== STATED PROBLEM ==
Scan the entries below and extract each line with the word "message" in it.

[BEGIN DATA EXCERPTS]

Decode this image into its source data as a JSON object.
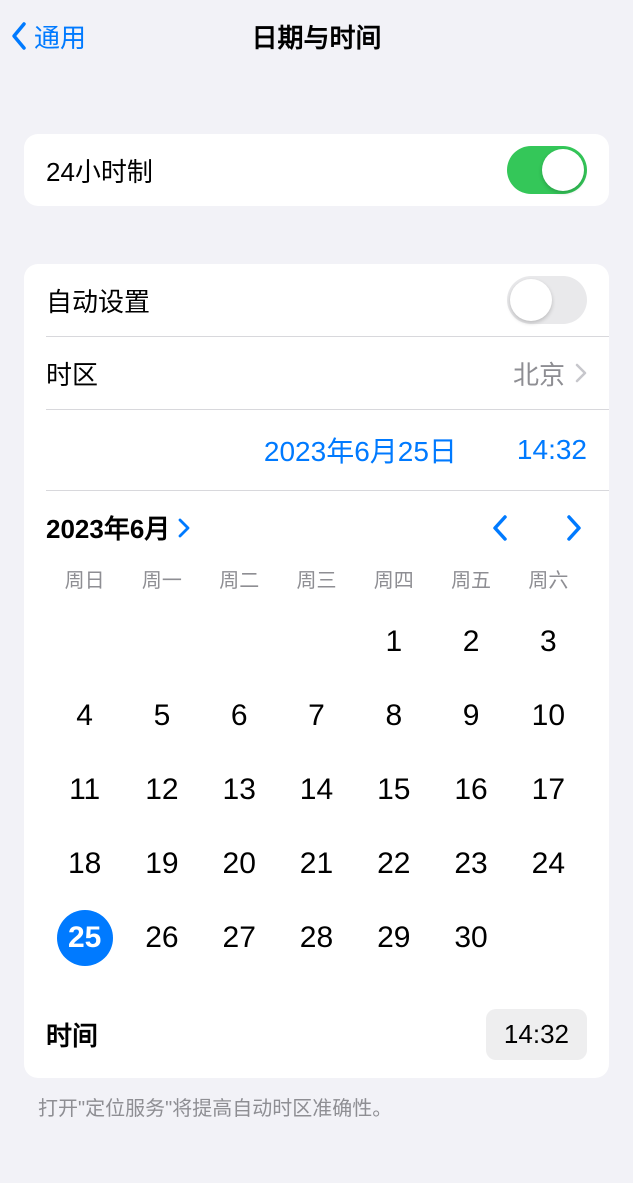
{
  "nav": {
    "back": "通用",
    "title": "日期与时间"
  },
  "twentyFourHour": {
    "label": "24小时制",
    "on": true
  },
  "autoSet": {
    "label": "自动设置",
    "on": false
  },
  "timezone": {
    "label": "时区",
    "value": "北京"
  },
  "selected": {
    "date": "2023年6月25日",
    "time": "14:32"
  },
  "calendar": {
    "monthLabel": "2023年6月",
    "weekdays": [
      "周日",
      "周一",
      "周二",
      "周三",
      "周四",
      "周五",
      "周六"
    ],
    "leadingBlanks": 4,
    "daysInMonth": 30,
    "selectedDay": 25
  },
  "timeRow": {
    "label": "时间",
    "value": "14:32"
  },
  "footer": "打开\"定位服务\"将提高自动时区准确性。"
}
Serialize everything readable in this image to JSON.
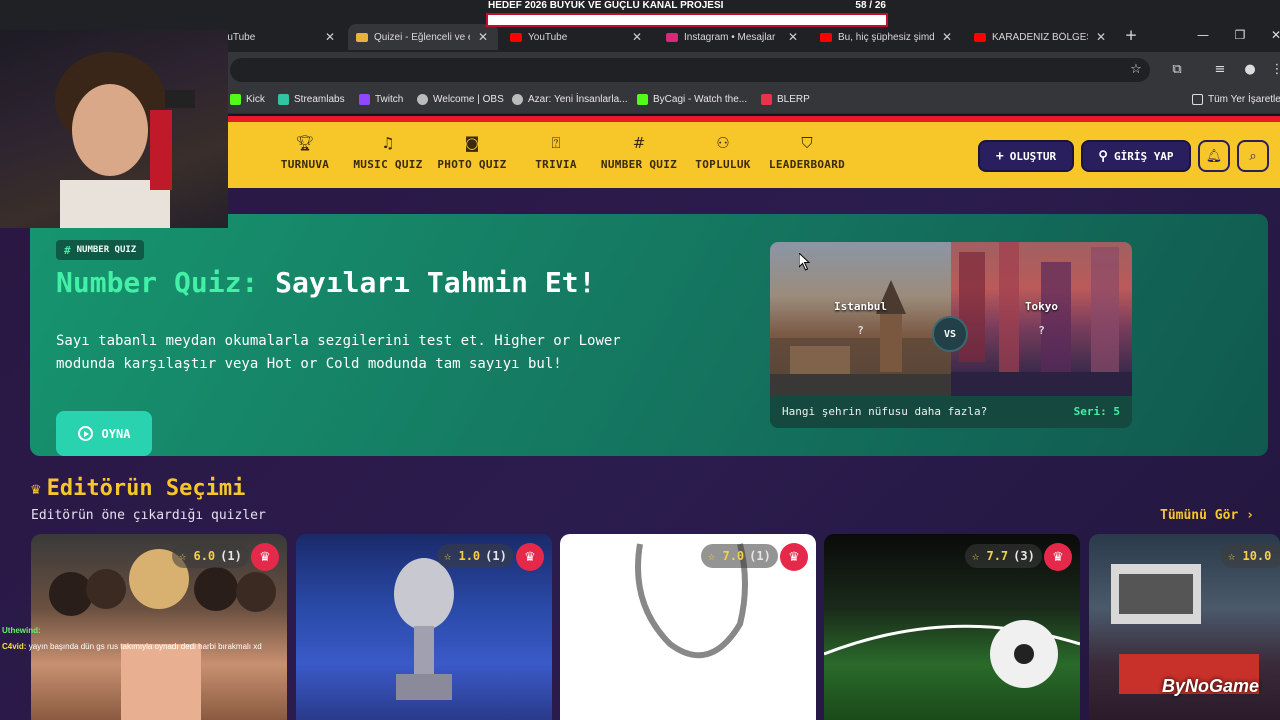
{
  "overlay": {
    "goal_title": "HEDEF 2026 BÜYÜK VE GÜÇLÜ KANAL PROJESI",
    "goal_count": "58  / 26",
    "goal_progress": 0.0
  },
  "browser": {
    "tabs": [
      {
        "label": "YouTube",
        "icon_color": "#ff0000",
        "active": false
      },
      {
        "label": "Quizei - Eğlenceli ve eğ",
        "icon_color": "#e8b339",
        "active": true
      },
      {
        "label": "YouTube",
        "icon_color": "#ff0000",
        "active": false
      },
      {
        "label": "Instagram • Mesajlar",
        "icon_color": "#d62976",
        "active": false
      },
      {
        "label": "Bu, hiç şüphesiz şimdiy",
        "icon_color": "#ff0000",
        "active": false
      },
      {
        "label": "KARADENİZ BÖLGESİ'",
        "icon_color": "#ff0000",
        "active": false
      }
    ],
    "new_tab_icon": "plus-icon",
    "bookmarks": [
      {
        "label": "Kick",
        "icon_color": "#53fc18"
      },
      {
        "label": "Streamlabs",
        "icon_color": "#31c3a2"
      },
      {
        "label": "Twitch",
        "icon_color": "#9146ff"
      },
      {
        "label": "Welcome | OBS",
        "icon_color": "#bbbbbb"
      },
      {
        "label": "Azar: Yeni İnsanlarla...",
        "icon_color": "#bbbbbb"
      },
      {
        "label": "ByCagi - Watch the...",
        "icon_color": "#53fc18"
      },
      {
        "label": "BLERP",
        "icon_color": "#e8334a"
      }
    ],
    "all_bookmarks_label": "Tüm Yer İşaretle"
  },
  "nav": {
    "items": [
      {
        "label": "TURNUVA",
        "icon": "trophy-icon"
      },
      {
        "label": "MUSIC QUIZ",
        "icon": "music-icon"
      },
      {
        "label": "PHOTO QUIZ",
        "icon": "camera-icon"
      },
      {
        "label": "TRIVIA",
        "icon": "question-icon"
      },
      {
        "label": "NUMBER QUIZ",
        "icon": "hash-icon"
      },
      {
        "label": "TOPLULUK",
        "icon": "users-icon"
      },
      {
        "label": "LEADERBOARD",
        "icon": "badge-icon"
      }
    ],
    "create_label": "OLUŞTUR",
    "login_label": "GİRİŞ YAP"
  },
  "hero": {
    "tag": "NUMBER QUIZ",
    "title_accent": "Number Quiz:",
    "title_rest": "Sayıları Tahmin Et!",
    "description": "Sayı tabanlı meydan okumalarla sezgilerini test et. Higher or Lower modunda karşılaştır veya Hot or Cold modunda tam sayıyı bul!",
    "play_label": "OYNA",
    "compare": {
      "left_city": "Istanbul",
      "right_city": "Tokyo",
      "unknown": "?",
      "vs": "VS",
      "question": "Hangi şehrin nüfusu daha fazla?",
      "streak": "Seri: 5"
    }
  },
  "editors_pick": {
    "title": "Editörün Seçimi",
    "subtitle": "Editörün öne çıkardığı quizler",
    "see_all": "Tümünü Gör ›",
    "cards": [
      {
        "rating": "6.0",
        "count": "(1)"
      },
      {
        "rating": "1.0",
        "count": "(1)"
      },
      {
        "rating": "7.0",
        "count": "(1)"
      },
      {
        "rating": "7.7",
        "count": "(3)"
      },
      {
        "rating": "10.0",
        "count": ""
      }
    ]
  },
  "chat": [
    {
      "user": "Uthewind:",
      "message": ""
    },
    {
      "user": "C4vid:",
      "message": "yayın başında dün gs rus takımıyla oynadı dedi harbi bırakmalı xd"
    }
  ],
  "watermark": "ByNoGame",
  "colors": {
    "site_yellow": "#f7c72a",
    "hero_green": "#16956f",
    "accent_green": "#42f0a6",
    "button_navy": "#2a1f5e"
  }
}
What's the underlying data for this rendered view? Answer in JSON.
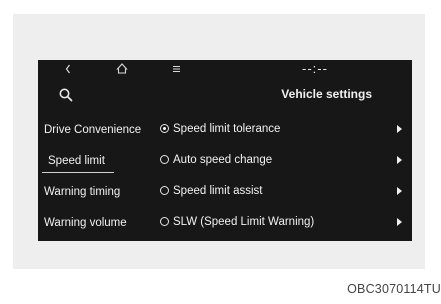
{
  "topbar": {
    "back_icon": "chevron-left-icon",
    "home_icon": "home-icon",
    "menu_icon": "menu-icon",
    "clock": "--:--"
  },
  "header": {
    "search_icon": "search-icon",
    "title": "Vehicle settings"
  },
  "sidebar": {
    "items": [
      {
        "label": "Drive Convenience",
        "active": false
      },
      {
        "label": "Speed limit",
        "active": true
      },
      {
        "label": "Warning timing",
        "active": false
      },
      {
        "label": "Warning volume",
        "active": false
      }
    ]
  },
  "options": {
    "items": [
      {
        "label": "Speed limit tolerance",
        "selected": true
      },
      {
        "label": "Auto speed change",
        "selected": false
      },
      {
        "label": "Speed limit assist",
        "selected": false
      },
      {
        "label": "SLW (Speed Limit Warning)",
        "selected": false
      }
    ]
  },
  "caption": "OBC3070114TU"
}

[END DATA EXCERPTS]

== WRITTEN RESPONSE ==
      "message": ""
      "message": "yayın başında dün gs rus takımıyla oynadı dedi harbi bırakmalı xd"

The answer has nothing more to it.